:: Exercise description ::
Restate exactly the lines below, from the one containing "Output the text content of this document." through the final line, and leave out the pictures.

(Saved entries)
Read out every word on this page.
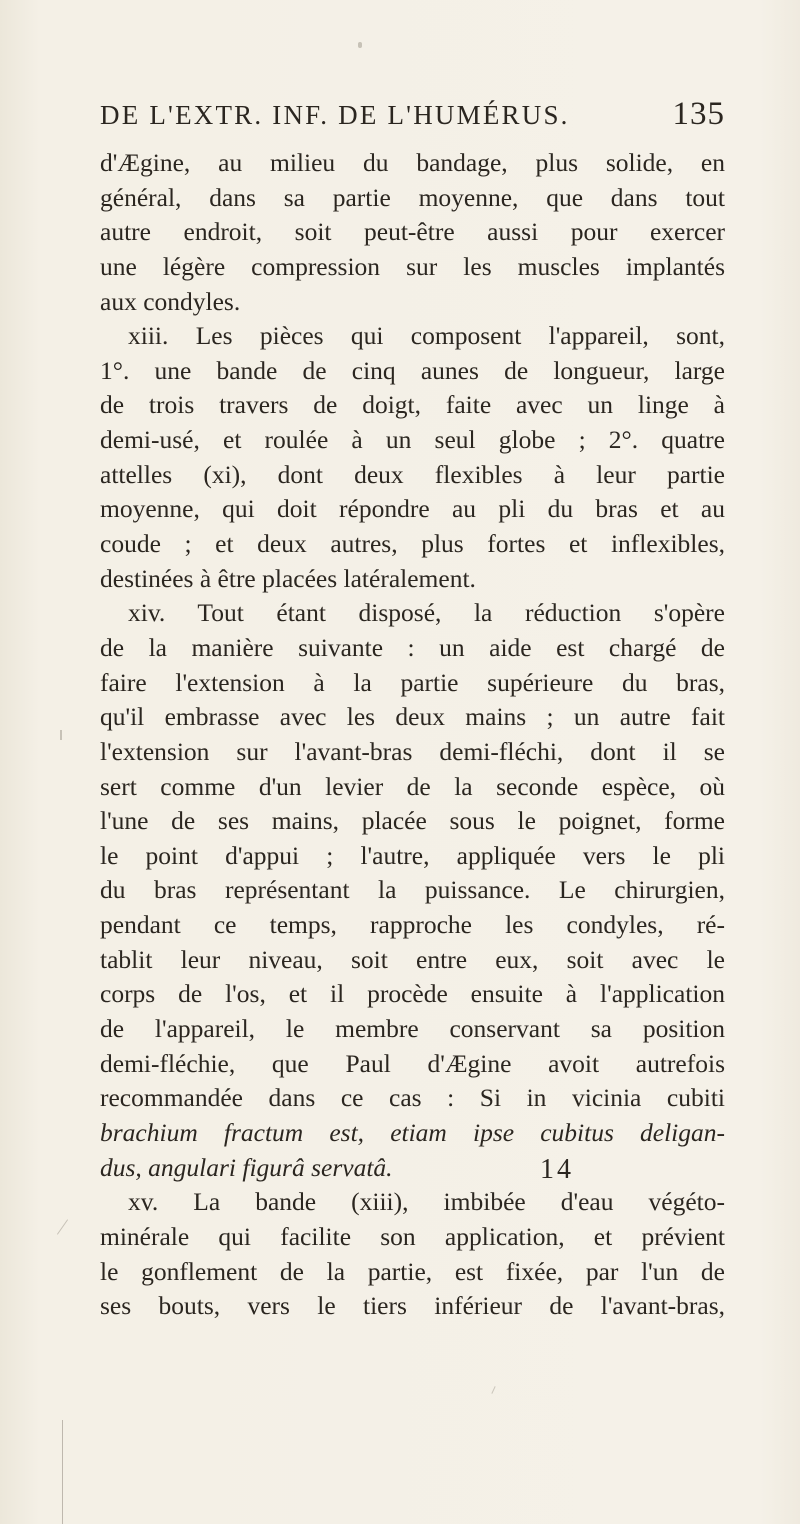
DE L'EXTR. INF. DE L'HUMÉRUS.	135
d'Ægine, au milieu du bandage, plus solide, en
général, dans sa partie moyenne, que dans tout
autre endroit, soit peut-être aussi pour exercer
une légère compression sur les muscles implantés
aux condyles.
xiii. Les pièces qui composent l'appareil, sont,
1°. une bande de cinq aunes de longueur, large
de trois travers de doigt, faite avec un linge à
demi-usé, et roulée à un seul globe ; 2°. quatre
attelles (xi), dont deux flexibles à leur partie
moyenne, qui doit répondre au pli du bras et au
coude ; et deux autres, plus fortes et inflexibles,
destinées à être placées latéralement.
xiv. Tout étant disposé, la réduction s'opère
de la manière suivante : un aide est chargé de
faire l'extension à la partie supérieure du bras,
qu'il embrasse avec les deux mains ; un autre fait
l'extension sur l'avant-bras demi-fléchi, dont il se
sert comme d'un levier de la seconde espèce, où
l'une de ses mains, placée sous le poignet, forme
le point d'appui ; l'autre, appliquée vers le pli
du bras représentant la puissance. Le chirurgien,
pendant ce temps, rapproche les condyles, ré-
tablit leur niveau, soit entre eux, soit avec le
corps de l'os, et il procède ensuite à l'application
de l'appareil, le membre conservant sa position
demi-fléchie, que Paul d'Ægine avoit autrefois
recommandée dans ce cas : Si in vicinia cubiti
brachium fractum est, etiam ipse cubitus deligan-
dus, angulari figurâ servatâ.
xv. La bande (xiii), imbibée d'eau végéto-
minérale qui facilite son application, et prévient
le gonflement de la partie, est fixée, par l'un de
ses bouts, vers le tiers inférieur de l'avant-bras,
14
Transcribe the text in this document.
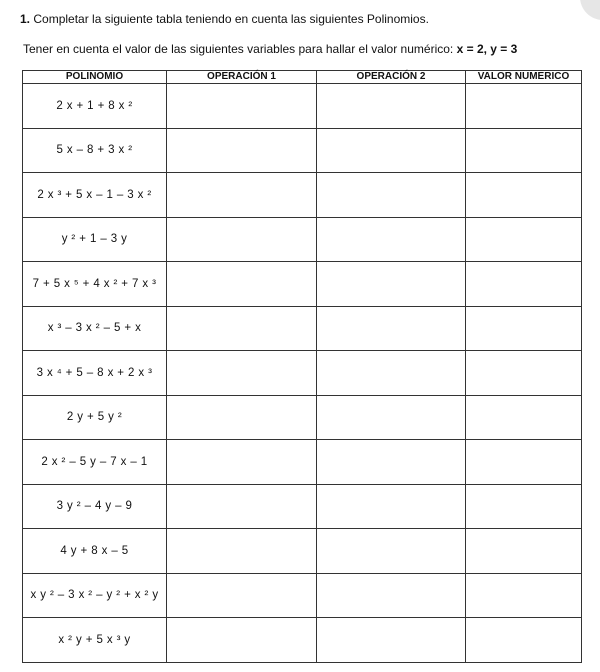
1. Completar la siguiente tabla teniendo en cuenta las siguientes Polinomios.
Tener en cuenta el valor de las siguientes variables para hallar el valor numérico: x = 2, y = 3
POLINOMIO	OPERACIÓN 1	OPERACIÓN 2	VALOR NUMERICO
2 x + 1 + 8 x ²			
5 x – 8 + 3 x ²			
2 x ³ + 5 x – 1 – 3 x ²			
y ² + 1 – 3 y			
7 + 5 x ⁵ + 4 x ² + 7 x ³			
x ³ – 3 x ² – 5 + x			
3 x ⁴ + 5 – 8 x + 2 x ³			
2 y + 5 y ²			
2 x ² – 5 y – 7 x – 1			
3 y ² – 4 y – 9			
4 y + 8 x – 5			
x y ² – 3 x ² – y ² + x ² y			
x ² y + 5 x ³ y			
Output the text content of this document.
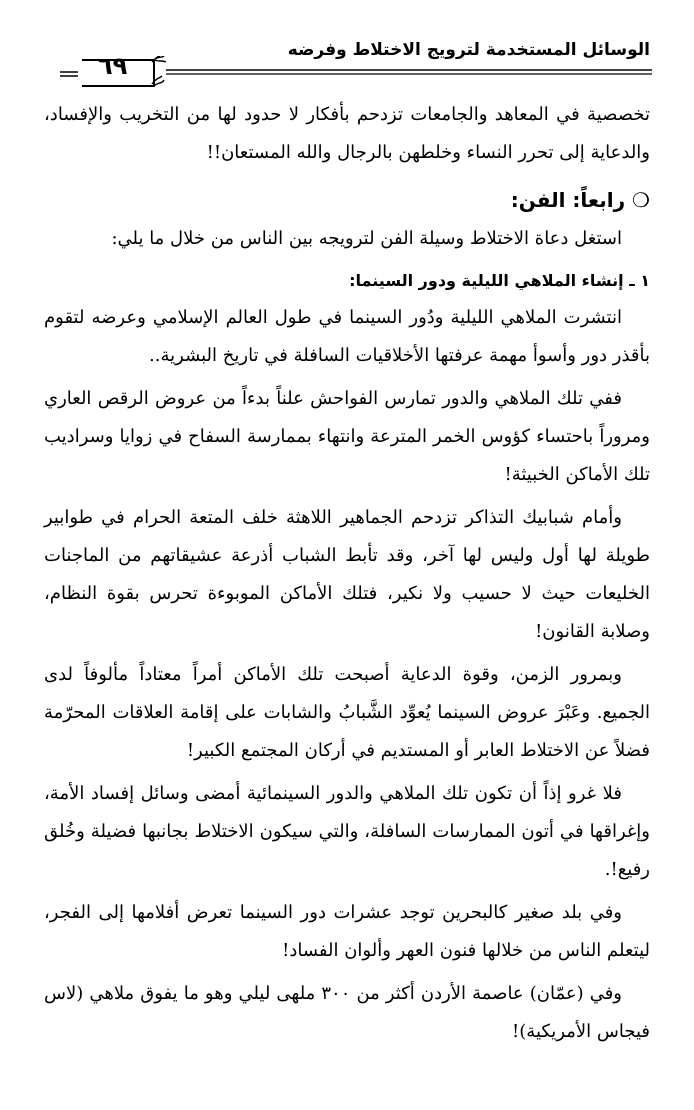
الوسائل المستخدمة لترويج الاختلاط وفرضه
٦٩

تخصصية في المعاهد والجامعات تزدحم بأفكار لا حدود لها من التخريب والإفساد، والدعاية إلى تحرر النساء وخلطهن بالرجال والله المستعان!!

❍ رابعاً: الفن:

استغل دعاة الاختلاط وسيلة الفن لترويجه بين الناس من خلال ما يلي:

١ ـ إنشاء الملاهي الليلية ودور السينما:

انتشرت الملاهي الليلية ودُور السينما في طول العالم الإسلامي وعرضه لتقوم بأقذر دور وأسوأ مهمة عرفتها الأخلاقيات السافلة في تاريخ البشرية..

ففي تلك الملاهي والدور تمارس الفواحش علناً بدءاً من عروض الرقص العاري ومروراً باحتساء كؤوس الخمر المترعة وانتهاء بممارسة السفاح في زوايا وسراديب تلك الأماكن الخبيثة!

وأمام شبابيك التذاكر تزدحم الجماهير اللاهثة خلف المتعة الحرام في طوابير طويلة لها أول وليس لها آخر، وقد تأبط الشباب أذرعة عشيقاتهم من الماجنات الخليعات حيث لا حسيب ولا نكير، فتلك الأماكن الموبوءة تحرس بقوة النظام، وصلابة القانون!

وبمرور الزمن، وقوة الدعاية أصبحت تلك الأماكن أمراً معتاداً مألوفاً لدى الجميع. وعَبْرَ عروض السينما يُعوِّد الشَّبابُ والشابات على إقامة العلاقات المحرّمة فضلاً عن الاختلاط العابر أو المستديم في أركان المجتمع الكبير!

فلا غرو إذاً أن تكون تلك الملاهي والدور السينمائية أمضى وسائل إفساد الأمة، وإغراقها في أتون الممارسات السافلة، والتي سيكون الاختلاط بجانبها فضيلة وخُلق رفيع!.

وفي بلد صغير كالبحرين توجد عشرات دور السينما تعرض أفلامها إلى الفجر، ليتعلم الناس من خلالها فنون العهر وألوان الفساد!

وفي (عمّان) عاصمة الأردن أكثر من ٣٠٠ ملهى ليلي وهو ما يفوق ملاهي (لاس فيجاس الأمريكية)!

:: Reply to the exercise ::
Output the text content of this document.
الوسائل المستخدمة لترويج الاختلاط وفرضه
٦٩

تخصصية في المعاهد والجامعات تزدحم بأفكار لا حدود لها من التخريب والإفساد، والدعاية إلى تحرر النساء وخلطهن بالرجال والله المستعان!!

❍ رابعاً: الفن:

استغل دعاة الاختلاط وسيلة الفن لترويجه بين الناس من خلال ما يلي:

١ ـ إنشاء الملاهي الليلية ودور السينما:

انتشرت الملاهي الليلية ودُور السينما في طول العالم الإسلامي وعرضه لتقوم بأقذر دور وأسوأ مهمة عرفتها الأخلاقيات السافلة في تاريخ البشرية..

ففي تلك الملاهي والدور تمارس الفواحش علناً بدءاً من عروض الرقص العاري ومروراً باحتساء كؤوس الخمر المترعة وانتهاء بممارسة السفاح في زوايا وسراديب تلك الأماكن الخبيثة!

وأمام شبابيك التذاكر تزدحم الجماهير اللاهثة خلف المتعة الحرام في طوابير طويلة لها أول وليس لها آخر، وقد تأبط الشباب أذرعة عشيقاتهم من الماجنات الخليعات حيث لا حسيب ولا نكير، فتلك الأماكن الموبوءة تحرس بقوة النظام، وصلابة القانون!

وبمرور الزمن، وقوة الدعاية أصبحت تلك الأماكن أمراً معتاداً مألوفاً لدى الجميع. وعَبْرَ عروض السينما يُعوِّد الشَّبابُ والشابات على إقامة العلاقات المحرّمة فضلاً عن الاختلاط العابر أو المستديم في أركان المجتمع الكبير!

فلا غرو إذاً أن تكون تلك الملاهي والدور السينمائية أمضى وسائل إفساد الأمة، وإغراقها في أتون الممارسات السافلة، والتي سيكون الاختلاط بجانبها فضيلة وخُلق رفيع!.

وفي بلد صغير كالبحرين توجد عشرات دور السينما تعرض أفلامها إلى الفجر، ليتعلم الناس من خلالها فنون العهر وألوان الفساد!

وفي (عمّان) عاصمة الأردن أكثر من ٣٠٠ ملهى ليلي وهو ما يفوق ملاهي (لاس فيجاس الأمريكية)!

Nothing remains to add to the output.